__Set exercise__: Write out each line of the listing as it stands, without the images.
────
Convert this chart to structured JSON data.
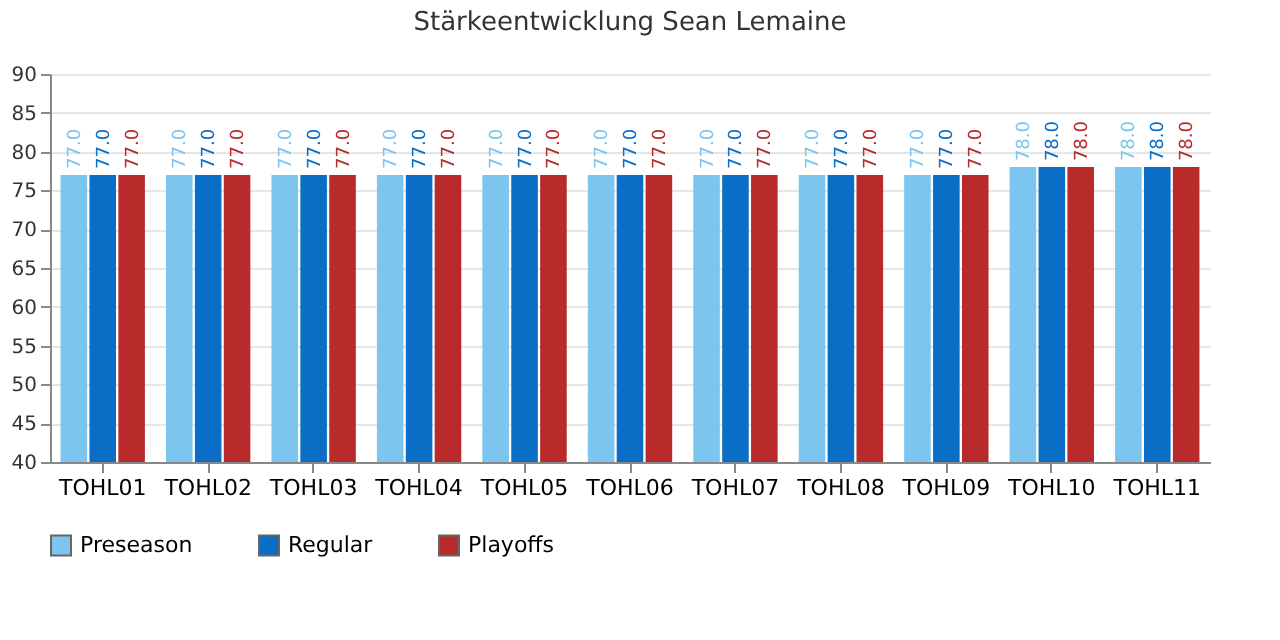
{
  "chart_data": {
    "type": "bar",
    "title": "Stärkeentwicklung Sean Lemaine",
    "categories": [
      "TOHL01",
      "TOHL02",
      "TOHL03",
      "TOHL04",
      "TOHL05",
      "TOHL06",
      "TOHL07",
      "TOHL08",
      "TOHL09",
      "TOHL10",
      "TOHL11"
    ],
    "series": [
      {
        "name": "Preseason",
        "color": "#7cc5ef",
        "values": [
          77,
          77,
          77,
          77,
          77,
          77,
          77,
          77,
          77,
          78,
          78
        ],
        "value_labels": [
          "77.0",
          "77.0",
          "77.0",
          "77.0",
          "77.0",
          "77.0",
          "77.0",
          "77.0",
          "77.0",
          "78.0",
          "78.0"
        ]
      },
      {
        "name": "Regular",
        "color": "#0a6ec6",
        "values": [
          77,
          77,
          77,
          77,
          77,
          77,
          77,
          77,
          77,
          78,
          78
        ],
        "value_labels": [
          "77.0",
          "77.0",
          "77.0",
          "77.0",
          "77.0",
          "77.0",
          "77.0",
          "77.0",
          "77.0",
          "78.0",
          "78.0"
        ]
      },
      {
        "name": "Playoffs",
        "color": "#b92a2a",
        "values": [
          77,
          77,
          77,
          77,
          77,
          77,
          77,
          77,
          77,
          78,
          78
        ],
        "value_labels": [
          "77.0",
          "77.0",
          "77.0",
          "77.0",
          "77.0",
          "77.0",
          "77.0",
          "77.0",
          "77.0",
          "78.0",
          "78.0"
        ]
      }
    ],
    "ylim": [
      40,
      90
    ],
    "yticks": [
      40,
      45,
      50,
      55,
      60,
      65,
      70,
      75,
      80,
      85,
      90
    ],
    "grid": "y",
    "legend": "bottom"
  }
}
────
__Reply to the task__:
Convert this chart to structured JSON data.
{
  "chart_data": {
    "type": "bar",
    "title": "Stärkeentwicklung Sean Lemaine",
    "categories": [
      "TOHL01",
      "TOHL02",
      "TOHL03",
      "TOHL04",
      "TOHL05",
      "TOHL06",
      "TOHL07",
      "TOHL08",
      "TOHL09",
      "TOHL10",
      "TOHL11"
    ],
    "series": [
      {
        "name": "Preseason",
        "color": "#7cc5ef",
        "values": [
          77,
          77,
          77,
          77,
          77,
          77,
          77,
          77,
          77,
          78,
          78
        ],
        "value_labels": [
          "77.0",
          "77.0",
          "77.0",
          "77.0",
          "77.0",
          "77.0",
          "77.0",
          "77.0",
          "77.0",
          "78.0",
          "78.0"
        ]
      },
      {
        "name": "Regular",
        "color": "#0a6ec6",
        "values": [
          77,
          77,
          77,
          77,
          77,
          77,
          77,
          77,
          77,
          78,
          78
        ],
        "value_labels": [
          "77.0",
          "77.0",
          "77.0",
          "77.0",
          "77.0",
          "77.0",
          "77.0",
          "77.0",
          "77.0",
          "78.0",
          "78.0"
        ]
      },
      {
        "name": "Playoffs",
        "color": "#b92a2a",
        "values": [
          77,
          77,
          77,
          77,
          77,
          77,
          77,
          77,
          77,
          78,
          78
        ],
        "value_labels": [
          "77.0",
          "77.0",
          "77.0",
          "77.0",
          "77.0",
          "77.0",
          "77.0",
          "77.0",
          "77.0",
          "78.0",
          "78.0"
        ]
      }
    ],
    "ylim": [
      40,
      90
    ],
    "yticks": [
      40,
      45,
      50,
      55,
      60,
      65,
      70,
      75,
      80,
      85,
      90
    ],
    "grid": "y",
    "legend": "bottom"
  }
}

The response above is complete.